● What you are asked to do:
Locate and copy all lines bearing the word "color".

● Data to use:
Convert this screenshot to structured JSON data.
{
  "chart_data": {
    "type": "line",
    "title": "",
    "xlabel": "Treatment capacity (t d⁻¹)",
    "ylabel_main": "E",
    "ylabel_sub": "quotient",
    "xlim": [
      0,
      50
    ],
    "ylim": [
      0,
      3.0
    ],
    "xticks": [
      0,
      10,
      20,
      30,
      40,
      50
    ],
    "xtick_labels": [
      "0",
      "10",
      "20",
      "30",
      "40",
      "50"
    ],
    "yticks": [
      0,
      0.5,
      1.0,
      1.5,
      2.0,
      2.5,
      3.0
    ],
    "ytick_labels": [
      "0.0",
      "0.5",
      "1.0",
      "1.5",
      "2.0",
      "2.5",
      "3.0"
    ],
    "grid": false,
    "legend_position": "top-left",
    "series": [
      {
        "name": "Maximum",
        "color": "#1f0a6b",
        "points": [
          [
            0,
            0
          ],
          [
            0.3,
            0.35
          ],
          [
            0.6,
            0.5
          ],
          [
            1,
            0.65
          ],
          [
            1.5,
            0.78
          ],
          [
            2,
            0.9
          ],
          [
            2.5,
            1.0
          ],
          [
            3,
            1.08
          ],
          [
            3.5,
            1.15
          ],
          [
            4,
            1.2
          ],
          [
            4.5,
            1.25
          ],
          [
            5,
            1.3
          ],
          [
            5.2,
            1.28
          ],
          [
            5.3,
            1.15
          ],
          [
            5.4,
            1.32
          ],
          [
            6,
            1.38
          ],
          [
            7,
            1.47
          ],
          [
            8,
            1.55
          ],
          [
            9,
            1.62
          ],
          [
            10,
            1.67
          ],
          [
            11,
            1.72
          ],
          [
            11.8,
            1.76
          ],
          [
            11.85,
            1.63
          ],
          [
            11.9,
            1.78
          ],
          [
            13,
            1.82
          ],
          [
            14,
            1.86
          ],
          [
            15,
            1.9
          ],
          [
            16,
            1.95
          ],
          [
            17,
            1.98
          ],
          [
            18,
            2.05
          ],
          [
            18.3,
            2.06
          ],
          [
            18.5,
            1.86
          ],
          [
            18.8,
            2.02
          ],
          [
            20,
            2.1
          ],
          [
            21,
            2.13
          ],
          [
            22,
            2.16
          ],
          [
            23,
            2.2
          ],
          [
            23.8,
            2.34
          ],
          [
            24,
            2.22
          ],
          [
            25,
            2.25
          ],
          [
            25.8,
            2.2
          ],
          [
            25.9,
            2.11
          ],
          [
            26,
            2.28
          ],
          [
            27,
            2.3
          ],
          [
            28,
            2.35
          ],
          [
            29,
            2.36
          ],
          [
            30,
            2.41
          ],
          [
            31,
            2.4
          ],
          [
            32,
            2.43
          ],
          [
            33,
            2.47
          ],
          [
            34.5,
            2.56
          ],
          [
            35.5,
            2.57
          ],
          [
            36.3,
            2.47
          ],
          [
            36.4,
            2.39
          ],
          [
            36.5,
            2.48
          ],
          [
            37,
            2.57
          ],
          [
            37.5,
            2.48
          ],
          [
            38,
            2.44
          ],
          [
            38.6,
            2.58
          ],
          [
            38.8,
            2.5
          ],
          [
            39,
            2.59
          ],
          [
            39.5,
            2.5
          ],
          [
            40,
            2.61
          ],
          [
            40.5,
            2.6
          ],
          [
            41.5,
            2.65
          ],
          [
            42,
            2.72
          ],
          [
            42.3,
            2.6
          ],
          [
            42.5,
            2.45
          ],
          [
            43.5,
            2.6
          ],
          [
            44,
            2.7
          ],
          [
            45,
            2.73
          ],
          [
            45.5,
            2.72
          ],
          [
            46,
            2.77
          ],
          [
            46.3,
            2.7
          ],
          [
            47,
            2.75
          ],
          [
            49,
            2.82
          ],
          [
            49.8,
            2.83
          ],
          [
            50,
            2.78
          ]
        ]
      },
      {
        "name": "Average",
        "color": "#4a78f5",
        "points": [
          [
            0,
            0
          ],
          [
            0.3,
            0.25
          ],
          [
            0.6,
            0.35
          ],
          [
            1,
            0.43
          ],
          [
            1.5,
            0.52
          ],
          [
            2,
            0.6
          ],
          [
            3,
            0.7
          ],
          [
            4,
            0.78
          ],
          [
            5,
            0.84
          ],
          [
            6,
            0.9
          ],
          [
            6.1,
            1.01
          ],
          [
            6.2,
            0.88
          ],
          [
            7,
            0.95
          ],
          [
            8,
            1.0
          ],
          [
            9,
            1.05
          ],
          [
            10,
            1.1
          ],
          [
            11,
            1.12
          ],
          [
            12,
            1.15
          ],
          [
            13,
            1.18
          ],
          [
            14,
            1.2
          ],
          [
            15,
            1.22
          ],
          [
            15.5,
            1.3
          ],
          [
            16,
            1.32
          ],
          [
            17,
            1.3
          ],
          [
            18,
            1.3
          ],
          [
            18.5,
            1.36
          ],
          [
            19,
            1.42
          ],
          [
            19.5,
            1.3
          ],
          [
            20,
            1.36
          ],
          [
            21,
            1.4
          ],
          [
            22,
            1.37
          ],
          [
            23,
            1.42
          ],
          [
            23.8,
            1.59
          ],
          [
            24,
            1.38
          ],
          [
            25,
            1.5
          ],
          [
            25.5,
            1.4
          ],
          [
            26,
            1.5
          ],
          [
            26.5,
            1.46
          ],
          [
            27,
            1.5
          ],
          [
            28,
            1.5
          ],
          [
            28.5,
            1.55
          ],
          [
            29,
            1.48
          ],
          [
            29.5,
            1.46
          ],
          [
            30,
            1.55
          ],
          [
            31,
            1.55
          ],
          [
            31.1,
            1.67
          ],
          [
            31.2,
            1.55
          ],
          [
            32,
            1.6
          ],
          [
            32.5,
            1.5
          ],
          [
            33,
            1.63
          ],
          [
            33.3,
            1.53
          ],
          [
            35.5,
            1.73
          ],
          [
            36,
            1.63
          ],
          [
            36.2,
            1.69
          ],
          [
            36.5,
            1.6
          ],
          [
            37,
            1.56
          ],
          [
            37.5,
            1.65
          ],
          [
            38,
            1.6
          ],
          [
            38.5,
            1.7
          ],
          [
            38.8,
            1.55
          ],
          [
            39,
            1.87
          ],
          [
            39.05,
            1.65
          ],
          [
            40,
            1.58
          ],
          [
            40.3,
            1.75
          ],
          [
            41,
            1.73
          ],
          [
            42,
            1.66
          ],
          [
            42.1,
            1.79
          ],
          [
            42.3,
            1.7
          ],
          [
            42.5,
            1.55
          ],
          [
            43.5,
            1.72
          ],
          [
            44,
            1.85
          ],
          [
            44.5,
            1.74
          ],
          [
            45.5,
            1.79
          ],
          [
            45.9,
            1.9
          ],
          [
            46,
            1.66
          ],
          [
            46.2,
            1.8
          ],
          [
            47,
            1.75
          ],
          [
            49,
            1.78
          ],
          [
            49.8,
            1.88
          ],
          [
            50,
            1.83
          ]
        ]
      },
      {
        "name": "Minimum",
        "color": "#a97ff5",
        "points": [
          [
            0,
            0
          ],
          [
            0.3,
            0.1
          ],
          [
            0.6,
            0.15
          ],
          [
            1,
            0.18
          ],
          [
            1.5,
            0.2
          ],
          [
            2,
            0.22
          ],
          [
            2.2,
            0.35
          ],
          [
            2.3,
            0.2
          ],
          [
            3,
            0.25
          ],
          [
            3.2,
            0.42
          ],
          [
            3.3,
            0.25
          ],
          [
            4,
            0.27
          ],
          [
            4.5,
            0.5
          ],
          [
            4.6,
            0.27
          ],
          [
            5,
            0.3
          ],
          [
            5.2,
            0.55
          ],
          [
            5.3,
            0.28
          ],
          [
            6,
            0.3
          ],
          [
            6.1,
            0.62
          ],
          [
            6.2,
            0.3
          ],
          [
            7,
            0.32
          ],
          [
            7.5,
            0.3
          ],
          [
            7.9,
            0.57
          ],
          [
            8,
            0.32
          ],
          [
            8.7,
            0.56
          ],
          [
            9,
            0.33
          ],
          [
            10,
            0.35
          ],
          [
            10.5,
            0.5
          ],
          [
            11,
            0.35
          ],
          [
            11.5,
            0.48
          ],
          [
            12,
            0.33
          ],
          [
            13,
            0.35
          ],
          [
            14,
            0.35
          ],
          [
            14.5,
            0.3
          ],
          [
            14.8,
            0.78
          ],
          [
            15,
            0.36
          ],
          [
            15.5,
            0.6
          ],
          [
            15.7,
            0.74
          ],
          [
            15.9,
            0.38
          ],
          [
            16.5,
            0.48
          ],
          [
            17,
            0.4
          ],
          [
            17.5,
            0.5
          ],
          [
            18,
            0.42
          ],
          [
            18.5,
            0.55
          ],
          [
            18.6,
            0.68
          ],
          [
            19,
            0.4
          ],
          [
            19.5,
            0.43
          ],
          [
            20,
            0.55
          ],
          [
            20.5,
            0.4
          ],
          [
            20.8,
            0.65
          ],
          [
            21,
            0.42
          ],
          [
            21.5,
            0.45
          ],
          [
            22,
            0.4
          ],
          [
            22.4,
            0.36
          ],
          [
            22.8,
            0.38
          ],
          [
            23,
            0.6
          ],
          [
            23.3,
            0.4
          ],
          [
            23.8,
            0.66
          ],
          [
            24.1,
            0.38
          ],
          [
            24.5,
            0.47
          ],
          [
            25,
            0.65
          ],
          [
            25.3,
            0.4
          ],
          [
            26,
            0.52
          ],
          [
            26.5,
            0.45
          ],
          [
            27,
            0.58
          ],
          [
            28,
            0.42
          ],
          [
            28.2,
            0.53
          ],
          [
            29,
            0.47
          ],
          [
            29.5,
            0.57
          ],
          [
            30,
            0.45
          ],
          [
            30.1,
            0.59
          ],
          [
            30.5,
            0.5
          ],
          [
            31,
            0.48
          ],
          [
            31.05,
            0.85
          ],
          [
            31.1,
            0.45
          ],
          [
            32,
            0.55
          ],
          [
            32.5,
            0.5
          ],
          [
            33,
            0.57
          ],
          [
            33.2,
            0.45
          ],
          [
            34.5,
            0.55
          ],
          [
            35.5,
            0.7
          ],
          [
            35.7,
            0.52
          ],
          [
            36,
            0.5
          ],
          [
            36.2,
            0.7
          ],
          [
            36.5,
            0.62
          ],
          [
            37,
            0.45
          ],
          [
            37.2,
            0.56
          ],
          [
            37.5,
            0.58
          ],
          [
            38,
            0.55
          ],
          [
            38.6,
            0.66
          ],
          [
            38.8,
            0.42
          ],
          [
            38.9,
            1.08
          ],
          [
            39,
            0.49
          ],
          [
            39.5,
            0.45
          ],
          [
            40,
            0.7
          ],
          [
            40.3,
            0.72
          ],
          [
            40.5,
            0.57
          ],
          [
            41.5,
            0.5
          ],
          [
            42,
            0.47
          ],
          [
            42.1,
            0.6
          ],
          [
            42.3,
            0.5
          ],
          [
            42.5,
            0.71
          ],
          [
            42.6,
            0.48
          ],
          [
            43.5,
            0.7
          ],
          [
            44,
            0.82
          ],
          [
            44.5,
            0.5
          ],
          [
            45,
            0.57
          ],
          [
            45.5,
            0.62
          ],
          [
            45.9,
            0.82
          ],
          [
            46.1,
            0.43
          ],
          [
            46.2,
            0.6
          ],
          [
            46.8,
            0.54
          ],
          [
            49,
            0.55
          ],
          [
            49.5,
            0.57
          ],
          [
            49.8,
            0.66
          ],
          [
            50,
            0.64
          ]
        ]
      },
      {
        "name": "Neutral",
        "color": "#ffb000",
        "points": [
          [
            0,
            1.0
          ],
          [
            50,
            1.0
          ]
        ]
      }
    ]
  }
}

● Exercise output:
        "color": "#1f0a6b",
        "color": "#4a78f5",
        "color": "#a97ff5",
        "color": "#ffb000",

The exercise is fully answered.